▶ Short exercise: Report how many lines of the records below include the word "reviews". Give nothing but the number.

Dataset excerpt
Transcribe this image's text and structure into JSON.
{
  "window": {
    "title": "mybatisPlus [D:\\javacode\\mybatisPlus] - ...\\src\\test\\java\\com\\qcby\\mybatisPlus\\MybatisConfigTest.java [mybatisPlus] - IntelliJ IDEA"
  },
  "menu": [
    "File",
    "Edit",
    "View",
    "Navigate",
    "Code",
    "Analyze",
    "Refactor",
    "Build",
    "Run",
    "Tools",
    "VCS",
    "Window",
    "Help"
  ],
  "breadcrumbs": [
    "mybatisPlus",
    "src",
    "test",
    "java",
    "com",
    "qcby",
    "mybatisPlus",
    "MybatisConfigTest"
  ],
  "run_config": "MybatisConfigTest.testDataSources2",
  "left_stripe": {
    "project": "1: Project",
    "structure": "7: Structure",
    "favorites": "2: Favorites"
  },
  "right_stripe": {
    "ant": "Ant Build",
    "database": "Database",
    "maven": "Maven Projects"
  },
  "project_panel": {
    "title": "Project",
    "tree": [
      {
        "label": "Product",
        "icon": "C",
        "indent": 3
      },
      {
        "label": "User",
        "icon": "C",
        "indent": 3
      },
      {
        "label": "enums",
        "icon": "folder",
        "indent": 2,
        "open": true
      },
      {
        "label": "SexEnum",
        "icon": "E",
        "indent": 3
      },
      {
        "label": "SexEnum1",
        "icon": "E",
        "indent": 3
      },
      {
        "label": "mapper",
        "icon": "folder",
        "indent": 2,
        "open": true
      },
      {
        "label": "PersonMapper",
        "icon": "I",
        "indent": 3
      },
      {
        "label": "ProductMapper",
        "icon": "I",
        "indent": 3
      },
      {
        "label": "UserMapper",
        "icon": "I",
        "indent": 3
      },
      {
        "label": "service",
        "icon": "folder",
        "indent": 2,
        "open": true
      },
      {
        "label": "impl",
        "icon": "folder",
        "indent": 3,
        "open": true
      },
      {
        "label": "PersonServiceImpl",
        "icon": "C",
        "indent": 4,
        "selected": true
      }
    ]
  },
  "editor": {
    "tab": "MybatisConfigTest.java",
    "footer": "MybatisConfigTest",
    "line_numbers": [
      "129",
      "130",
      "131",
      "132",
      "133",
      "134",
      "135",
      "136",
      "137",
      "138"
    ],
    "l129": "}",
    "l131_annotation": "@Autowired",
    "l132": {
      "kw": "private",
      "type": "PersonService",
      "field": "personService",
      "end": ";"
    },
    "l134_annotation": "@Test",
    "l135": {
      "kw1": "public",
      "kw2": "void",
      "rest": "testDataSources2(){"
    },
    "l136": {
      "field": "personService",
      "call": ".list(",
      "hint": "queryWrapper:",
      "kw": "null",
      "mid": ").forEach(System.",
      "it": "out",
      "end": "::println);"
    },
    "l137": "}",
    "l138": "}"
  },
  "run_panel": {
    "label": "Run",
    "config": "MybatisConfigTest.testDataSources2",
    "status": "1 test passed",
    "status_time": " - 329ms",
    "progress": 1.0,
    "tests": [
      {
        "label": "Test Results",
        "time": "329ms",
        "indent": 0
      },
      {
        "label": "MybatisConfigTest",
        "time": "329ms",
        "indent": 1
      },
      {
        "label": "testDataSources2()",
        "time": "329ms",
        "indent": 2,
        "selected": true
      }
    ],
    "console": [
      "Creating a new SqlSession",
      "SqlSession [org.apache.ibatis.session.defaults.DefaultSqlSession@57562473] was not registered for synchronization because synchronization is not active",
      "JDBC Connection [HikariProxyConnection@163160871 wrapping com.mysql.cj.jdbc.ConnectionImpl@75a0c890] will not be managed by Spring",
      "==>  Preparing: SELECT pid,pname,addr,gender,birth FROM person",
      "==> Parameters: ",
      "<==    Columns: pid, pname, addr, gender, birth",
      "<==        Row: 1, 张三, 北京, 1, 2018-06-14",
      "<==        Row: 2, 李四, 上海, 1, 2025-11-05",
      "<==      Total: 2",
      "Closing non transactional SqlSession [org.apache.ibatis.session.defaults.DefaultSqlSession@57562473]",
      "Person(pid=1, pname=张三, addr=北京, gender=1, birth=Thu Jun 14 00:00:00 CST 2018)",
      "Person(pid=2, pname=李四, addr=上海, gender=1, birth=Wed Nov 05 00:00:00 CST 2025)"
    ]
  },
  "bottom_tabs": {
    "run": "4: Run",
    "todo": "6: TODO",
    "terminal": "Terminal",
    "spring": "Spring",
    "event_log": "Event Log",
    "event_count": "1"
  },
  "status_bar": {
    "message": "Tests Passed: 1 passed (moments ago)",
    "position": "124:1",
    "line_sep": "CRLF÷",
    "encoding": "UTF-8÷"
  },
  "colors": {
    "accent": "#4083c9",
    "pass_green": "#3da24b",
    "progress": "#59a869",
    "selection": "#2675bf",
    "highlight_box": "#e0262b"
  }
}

* * *

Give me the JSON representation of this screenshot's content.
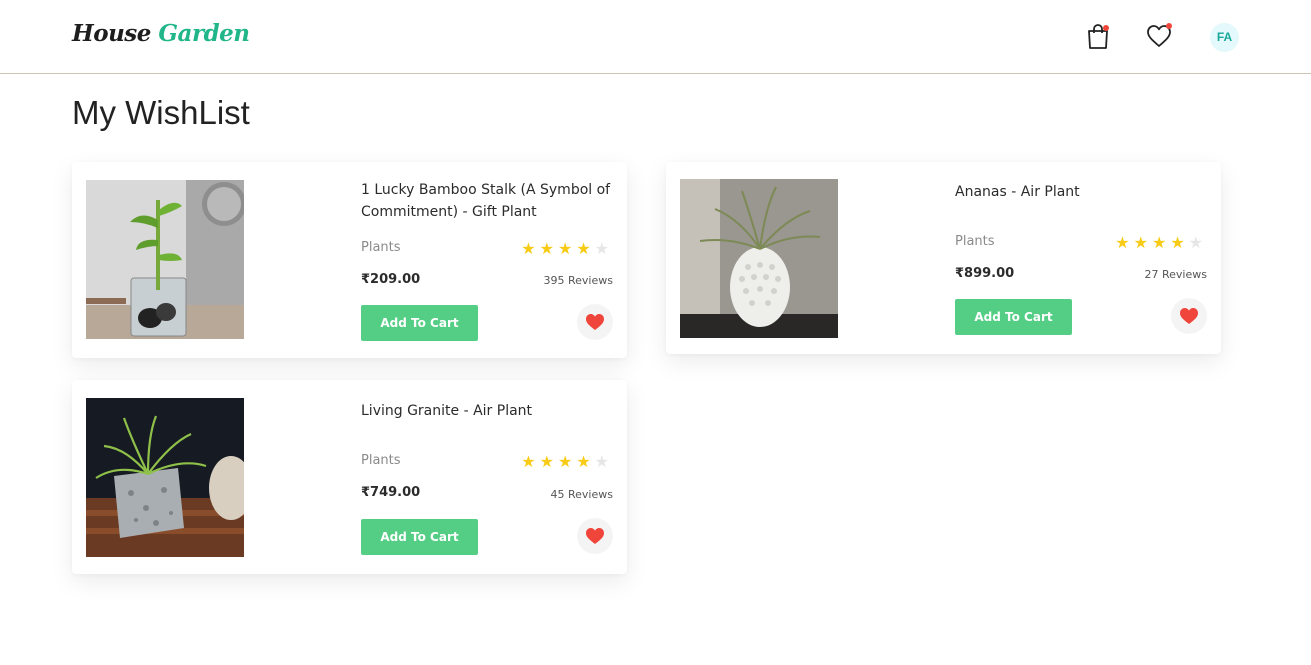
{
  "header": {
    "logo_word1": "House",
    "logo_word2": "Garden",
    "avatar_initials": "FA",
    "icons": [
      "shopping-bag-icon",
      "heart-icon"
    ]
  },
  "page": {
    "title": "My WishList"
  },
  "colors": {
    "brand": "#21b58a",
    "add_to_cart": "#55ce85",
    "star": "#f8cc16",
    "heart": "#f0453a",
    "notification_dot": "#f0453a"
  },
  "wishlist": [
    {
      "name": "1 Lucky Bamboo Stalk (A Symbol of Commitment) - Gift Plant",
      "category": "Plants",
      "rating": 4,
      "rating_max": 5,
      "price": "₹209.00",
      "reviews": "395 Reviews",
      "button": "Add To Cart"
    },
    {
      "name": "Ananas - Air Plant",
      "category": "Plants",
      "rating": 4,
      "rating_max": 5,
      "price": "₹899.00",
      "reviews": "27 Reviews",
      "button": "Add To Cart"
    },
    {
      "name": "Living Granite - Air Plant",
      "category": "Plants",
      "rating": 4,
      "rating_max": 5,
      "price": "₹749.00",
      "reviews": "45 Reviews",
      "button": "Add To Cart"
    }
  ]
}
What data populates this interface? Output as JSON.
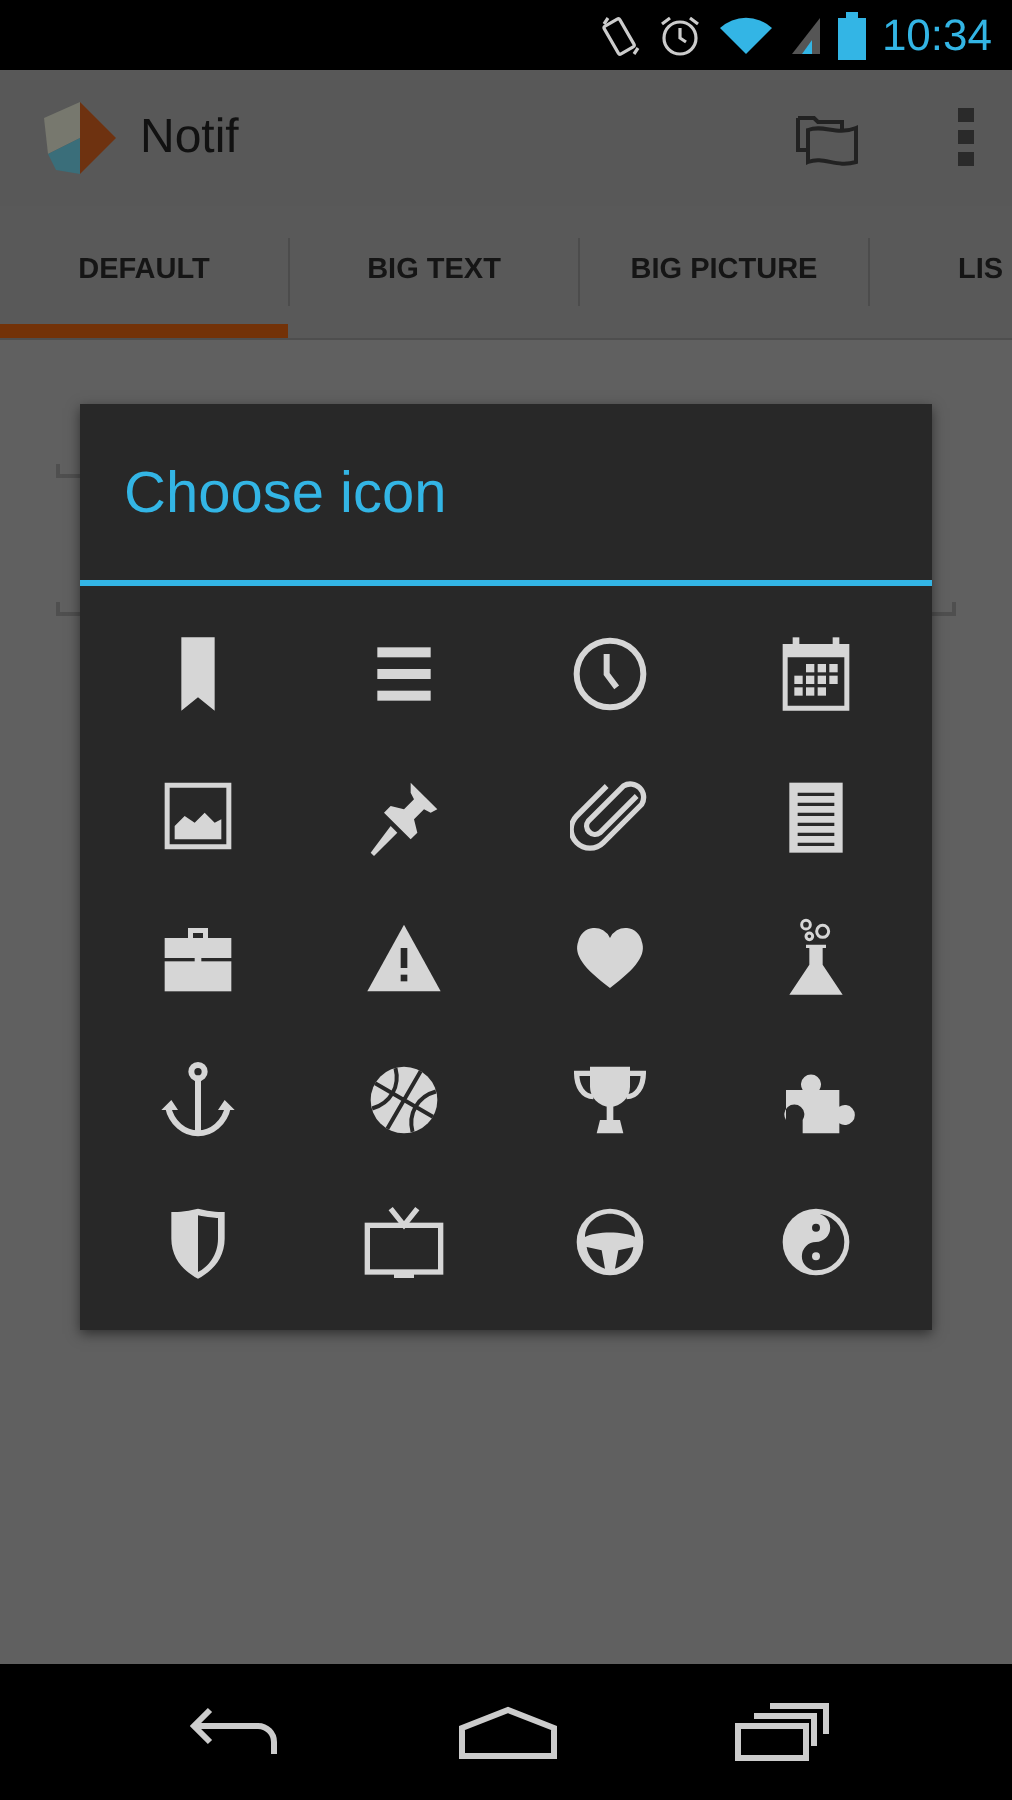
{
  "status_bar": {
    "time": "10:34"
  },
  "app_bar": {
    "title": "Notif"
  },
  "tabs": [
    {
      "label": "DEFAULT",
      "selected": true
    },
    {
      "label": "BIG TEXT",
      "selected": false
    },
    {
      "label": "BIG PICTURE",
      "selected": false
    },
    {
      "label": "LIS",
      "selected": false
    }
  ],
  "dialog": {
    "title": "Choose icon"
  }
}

...

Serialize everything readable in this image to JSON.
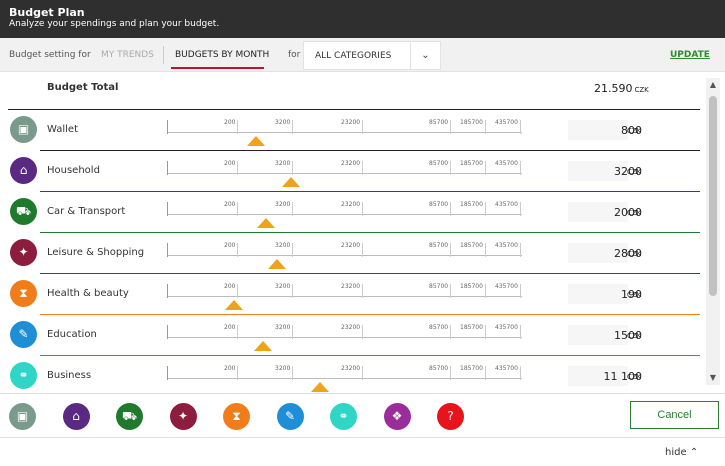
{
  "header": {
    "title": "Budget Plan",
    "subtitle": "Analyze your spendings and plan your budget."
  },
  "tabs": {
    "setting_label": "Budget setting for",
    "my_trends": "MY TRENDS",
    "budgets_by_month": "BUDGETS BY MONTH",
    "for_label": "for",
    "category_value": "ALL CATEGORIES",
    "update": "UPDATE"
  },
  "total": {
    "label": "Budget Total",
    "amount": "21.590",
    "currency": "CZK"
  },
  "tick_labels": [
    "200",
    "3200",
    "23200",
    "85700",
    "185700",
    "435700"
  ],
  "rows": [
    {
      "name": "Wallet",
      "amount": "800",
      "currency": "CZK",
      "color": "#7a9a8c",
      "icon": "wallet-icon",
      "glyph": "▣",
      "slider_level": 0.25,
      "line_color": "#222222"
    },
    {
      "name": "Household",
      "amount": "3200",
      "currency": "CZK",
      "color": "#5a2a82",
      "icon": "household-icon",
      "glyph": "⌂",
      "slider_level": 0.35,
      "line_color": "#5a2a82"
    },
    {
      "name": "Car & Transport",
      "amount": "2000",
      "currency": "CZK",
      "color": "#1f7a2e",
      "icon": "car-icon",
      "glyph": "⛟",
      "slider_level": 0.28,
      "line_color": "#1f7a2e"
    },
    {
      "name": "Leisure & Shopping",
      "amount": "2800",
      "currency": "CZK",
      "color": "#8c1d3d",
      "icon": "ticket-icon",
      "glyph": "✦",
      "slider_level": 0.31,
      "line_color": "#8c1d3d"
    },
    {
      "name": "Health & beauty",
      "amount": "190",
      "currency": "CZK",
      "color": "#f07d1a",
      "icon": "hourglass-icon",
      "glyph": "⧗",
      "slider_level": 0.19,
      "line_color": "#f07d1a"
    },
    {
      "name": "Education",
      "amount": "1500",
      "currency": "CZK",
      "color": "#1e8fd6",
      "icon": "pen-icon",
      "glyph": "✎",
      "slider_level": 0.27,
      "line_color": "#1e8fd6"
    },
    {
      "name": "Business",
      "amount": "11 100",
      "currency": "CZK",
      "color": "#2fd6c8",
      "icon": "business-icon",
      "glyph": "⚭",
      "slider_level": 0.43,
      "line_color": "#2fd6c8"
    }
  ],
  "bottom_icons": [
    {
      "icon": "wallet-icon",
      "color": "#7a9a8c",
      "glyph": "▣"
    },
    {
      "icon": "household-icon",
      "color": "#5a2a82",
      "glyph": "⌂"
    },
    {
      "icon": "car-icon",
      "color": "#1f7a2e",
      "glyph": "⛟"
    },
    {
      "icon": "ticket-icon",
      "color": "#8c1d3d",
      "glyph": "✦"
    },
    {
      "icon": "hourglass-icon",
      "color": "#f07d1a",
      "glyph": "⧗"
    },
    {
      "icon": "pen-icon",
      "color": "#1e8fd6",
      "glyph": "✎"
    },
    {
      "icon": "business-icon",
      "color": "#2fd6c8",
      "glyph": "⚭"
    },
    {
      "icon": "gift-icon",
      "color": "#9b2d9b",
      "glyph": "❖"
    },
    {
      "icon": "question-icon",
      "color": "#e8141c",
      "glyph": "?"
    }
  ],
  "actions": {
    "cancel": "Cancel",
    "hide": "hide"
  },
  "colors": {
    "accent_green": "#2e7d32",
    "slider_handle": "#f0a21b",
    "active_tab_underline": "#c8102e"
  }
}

▶ Output of the task: 3